Omit all images. Write out the rest of the material exactly.

# START OF Extracted material

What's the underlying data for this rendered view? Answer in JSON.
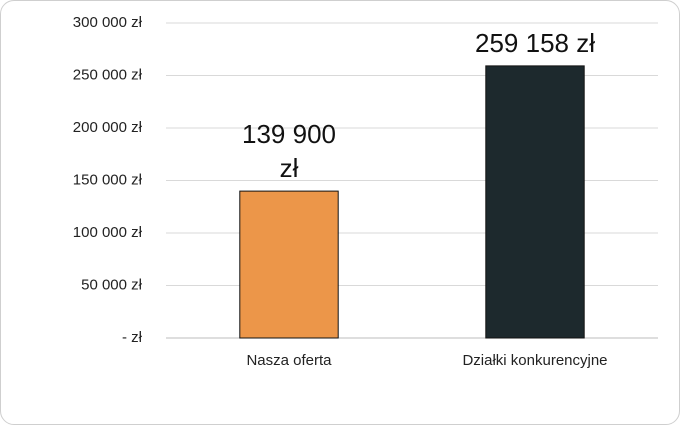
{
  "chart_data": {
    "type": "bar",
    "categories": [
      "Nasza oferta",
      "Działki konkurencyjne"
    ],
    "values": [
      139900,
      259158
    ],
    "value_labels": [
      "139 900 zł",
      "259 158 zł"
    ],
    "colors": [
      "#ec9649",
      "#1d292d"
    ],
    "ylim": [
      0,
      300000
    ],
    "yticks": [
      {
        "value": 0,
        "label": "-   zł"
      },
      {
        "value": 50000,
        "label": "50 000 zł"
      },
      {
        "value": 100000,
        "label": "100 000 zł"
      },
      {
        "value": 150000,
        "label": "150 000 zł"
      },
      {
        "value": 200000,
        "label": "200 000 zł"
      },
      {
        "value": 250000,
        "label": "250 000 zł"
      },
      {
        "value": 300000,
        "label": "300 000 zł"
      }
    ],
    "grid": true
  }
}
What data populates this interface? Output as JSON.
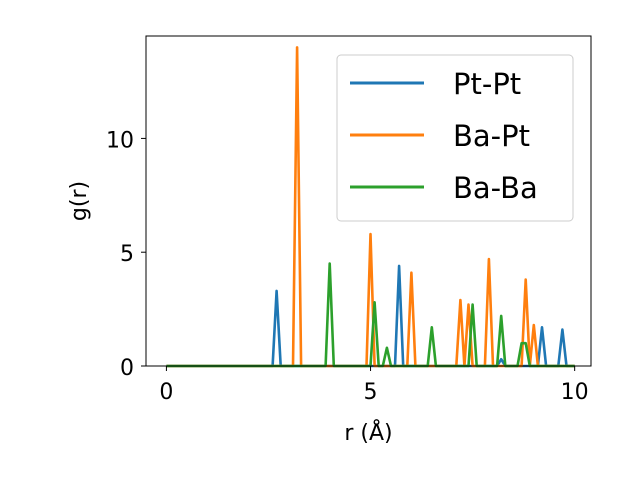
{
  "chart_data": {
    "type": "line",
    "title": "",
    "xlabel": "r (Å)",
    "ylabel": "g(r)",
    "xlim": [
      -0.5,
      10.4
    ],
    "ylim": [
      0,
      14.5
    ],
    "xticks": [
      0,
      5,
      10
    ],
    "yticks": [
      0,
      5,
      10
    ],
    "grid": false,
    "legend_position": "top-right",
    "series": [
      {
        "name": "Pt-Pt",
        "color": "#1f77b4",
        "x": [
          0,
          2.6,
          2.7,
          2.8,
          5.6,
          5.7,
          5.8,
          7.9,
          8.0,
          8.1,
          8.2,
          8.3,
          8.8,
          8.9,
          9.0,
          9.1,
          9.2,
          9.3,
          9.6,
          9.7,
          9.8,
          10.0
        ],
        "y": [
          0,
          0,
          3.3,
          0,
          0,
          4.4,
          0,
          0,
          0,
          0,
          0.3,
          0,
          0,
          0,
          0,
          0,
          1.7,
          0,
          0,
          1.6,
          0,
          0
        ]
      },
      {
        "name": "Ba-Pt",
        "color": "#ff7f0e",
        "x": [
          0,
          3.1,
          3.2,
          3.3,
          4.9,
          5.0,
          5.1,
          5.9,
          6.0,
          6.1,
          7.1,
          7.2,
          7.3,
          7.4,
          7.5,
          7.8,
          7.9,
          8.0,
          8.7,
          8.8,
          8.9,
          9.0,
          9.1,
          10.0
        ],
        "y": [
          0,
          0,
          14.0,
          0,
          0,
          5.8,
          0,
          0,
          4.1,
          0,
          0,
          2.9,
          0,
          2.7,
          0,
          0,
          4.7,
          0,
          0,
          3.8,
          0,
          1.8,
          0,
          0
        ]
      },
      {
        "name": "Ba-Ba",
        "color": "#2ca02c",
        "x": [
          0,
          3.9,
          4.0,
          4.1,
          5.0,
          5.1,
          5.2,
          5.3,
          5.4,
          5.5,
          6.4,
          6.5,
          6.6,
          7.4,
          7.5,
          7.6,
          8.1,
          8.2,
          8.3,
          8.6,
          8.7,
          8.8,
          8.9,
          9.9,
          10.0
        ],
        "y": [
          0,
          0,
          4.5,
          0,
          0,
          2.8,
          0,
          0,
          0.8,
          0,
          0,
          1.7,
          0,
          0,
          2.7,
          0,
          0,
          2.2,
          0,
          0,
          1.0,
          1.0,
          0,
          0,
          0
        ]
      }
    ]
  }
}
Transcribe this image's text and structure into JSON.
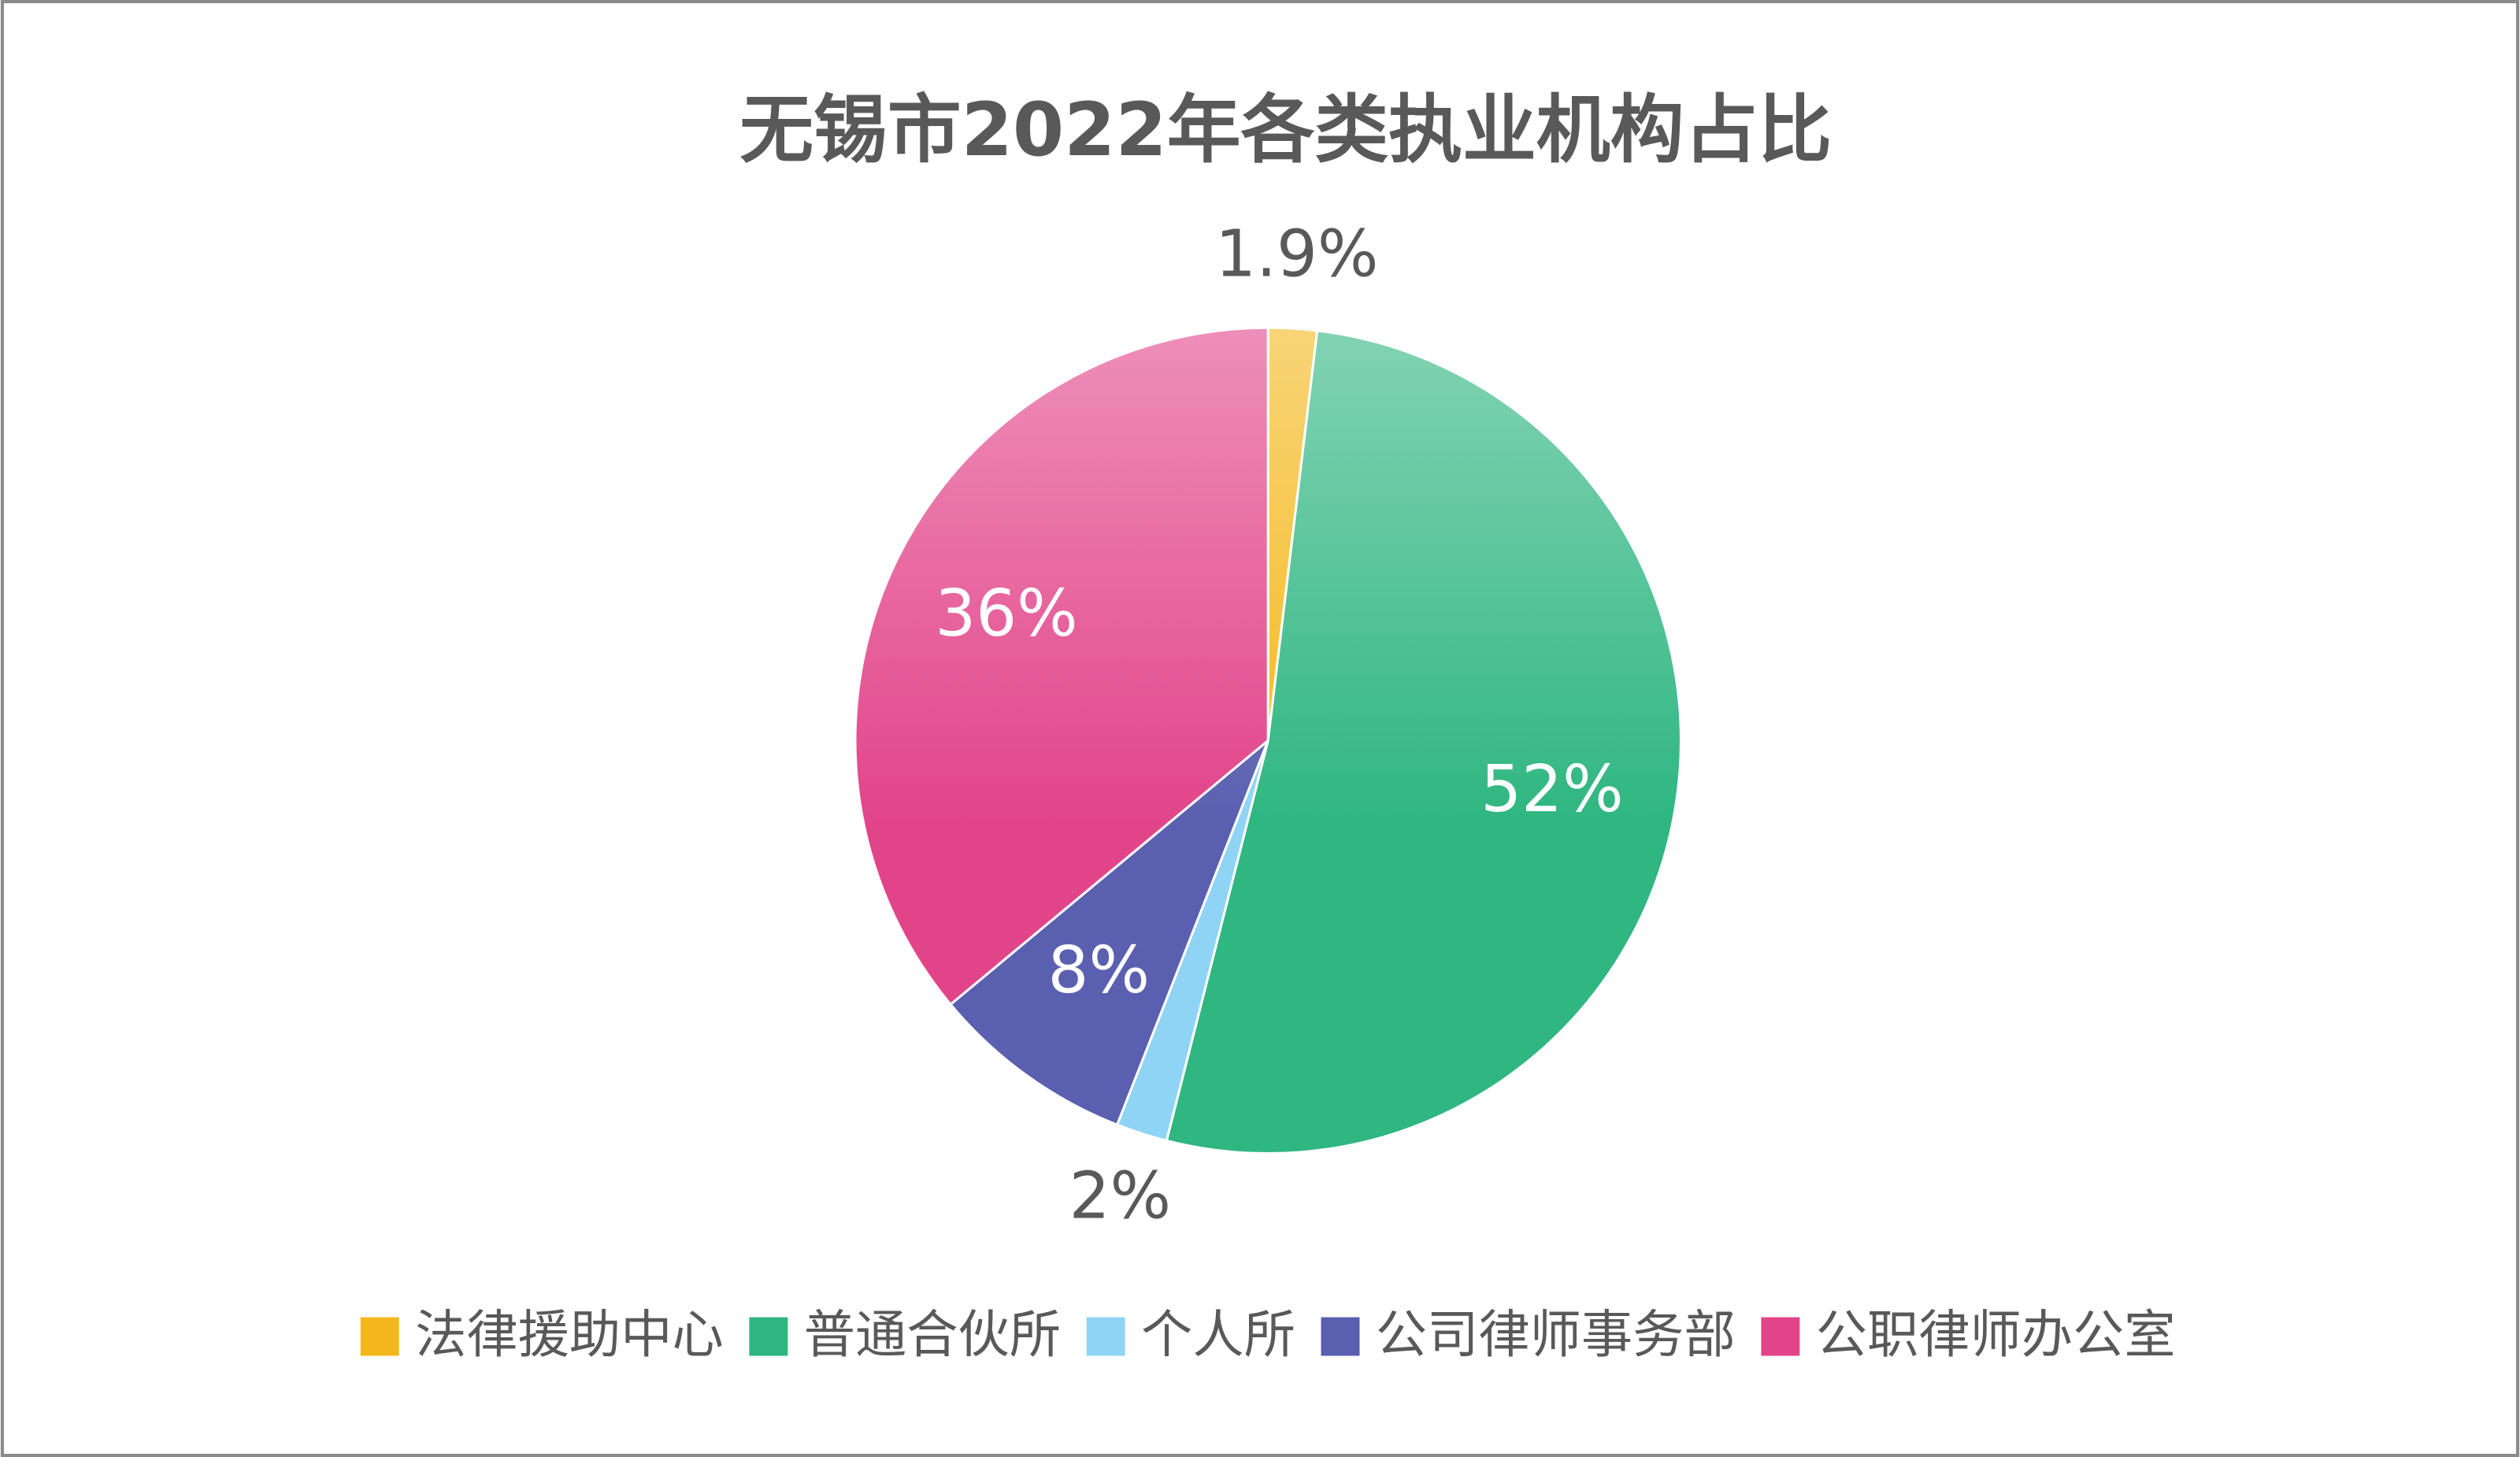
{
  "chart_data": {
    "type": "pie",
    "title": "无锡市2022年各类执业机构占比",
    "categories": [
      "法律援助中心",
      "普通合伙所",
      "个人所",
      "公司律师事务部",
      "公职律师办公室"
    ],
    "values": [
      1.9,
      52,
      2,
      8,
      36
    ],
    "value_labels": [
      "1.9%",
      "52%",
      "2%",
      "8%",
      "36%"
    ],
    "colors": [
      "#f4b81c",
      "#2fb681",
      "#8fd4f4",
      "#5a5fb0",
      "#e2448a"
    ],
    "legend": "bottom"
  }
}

# END OF Extracted material

Completed exercise:
What's the underlying data for this rendered view? Answer in JSON.
{
  "chart_data": {
    "type": "bar",
    "categories": [
      "Nasza oferta",
      "Działki konkurencyjne"
    ],
    "values": [
      139900,
      259158
    ],
    "value_labels": [
      "139 900 zł",
      "259 158 zł"
    ],
    "colors": [
      "#ec9649",
      "#1d292d"
    ],
    "ylim": [
      0,
      300000
    ],
    "yticks": [
      {
        "value": 0,
        "label": "-   zł"
      },
      {
        "value": 50000,
        "label": "50 000 zł"
      },
      {
        "value": 100000,
        "label": "100 000 zł"
      },
      {
        "value": 150000,
        "label": "150 000 zł"
      },
      {
        "value": 200000,
        "label": "200 000 zł"
      },
      {
        "value": 250000,
        "label": "250 000 zł"
      },
      {
        "value": 300000,
        "label": "300 000 zł"
      }
    ],
    "grid": true
  }
}
What data populates this interface? Output as JSON.
{
  "chart_data": {
    "type": "line",
    "title": "",
    "xlabel": "r (Å)",
    "ylabel": "g(r)",
    "xlim": [
      -0.5,
      10.4
    ],
    "ylim": [
      0,
      14.5
    ],
    "xticks": [
      0,
      5,
      10
    ],
    "yticks": [
      0,
      5,
      10
    ],
    "grid": false,
    "legend_position": "top-right",
    "series": [
      {
        "name": "Pt-Pt",
        "color": "#1f77b4",
        "x": [
          0,
          2.6,
          2.7,
          2.8,
          5.6,
          5.7,
          5.8,
          7.9,
          8.0,
          8.1,
          8.2,
          8.3,
          8.8,
          8.9,
          9.0,
          9.1,
          9.2,
          9.3,
          9.6,
          9.7,
          9.8,
          10.0
        ],
        "y": [
          0,
          0,
          3.3,
          0,
          0,
          4.4,
          0,
          0,
          0,
          0,
          0.3,
          0,
          0,
          0,
          0,
          0,
          1.7,
          0,
          0,
          1.6,
          0,
          0
        ]
      },
      {
        "name": "Ba-Pt",
        "color": "#ff7f0e",
        "x": [
          0,
          3.1,
          3.2,
          3.3,
          4.9,
          5.0,
          5.1,
          5.9,
          6.0,
          6.1,
          7.1,
          7.2,
          7.3,
          7.4,
          7.5,
          7.8,
          7.9,
          8.0,
          8.7,
          8.8,
          8.9,
          9.0,
          9.1,
          10.0
        ],
        "y": [
          0,
          0,
          14.0,
          0,
          0,
          5.8,
          0,
          0,
          4.1,
          0,
          0,
          2.9,
          0,
          2.7,
          0,
          0,
          4.7,
          0,
          0,
          3.8,
          0,
          1.8,
          0,
          0
        ]
      },
      {
        "name": "Ba-Ba",
        "color": "#2ca02c",
        "x": [
          0,
          3.9,
          4.0,
          4.1,
          5.0,
          5.1,
          5.2,
          5.3,
          5.4,
          5.5,
          6.4,
          6.5,
          6.6,
          7.4,
          7.5,
          7.6,
          8.1,
          8.2,
          8.3,
          8.6,
          8.7,
          8.8,
          8.9,
          9.9,
          10.0
        ],
        "y": [
          0,
          0,
          4.5,
          0,
          0,
          2.8,
          0,
          0,
          0.8,
          0,
          0,
          1.7,
          0,
          0,
          2.7,
          0,
          0,
          2.2,
          0,
          0,
          1.0,
          1.0,
          0,
          0,
          0
        ]
      }
    ]
  }
}
Transcribe this image's text and structure into JSON.
{
  "chart_data": {
    "type": "pie",
    "title": "无锡市2022年各类执业机构占比",
    "categories": [
      "法律援助中心",
      "普通合伙所",
      "个人所",
      "公司律师事务部",
      "公职律师办公室"
    ],
    "values": [
      1.9,
      52,
      2,
      8,
      36
    ],
    "value_labels": [
      "1.9%",
      "52%",
      "2%",
      "8%",
      "36%"
    ],
    "colors": [
      "#f4b81c",
      "#2fb681",
      "#8fd4f4",
      "#5a5fb0",
      "#e2448a"
    ],
    "legend": "bottom"
  }
}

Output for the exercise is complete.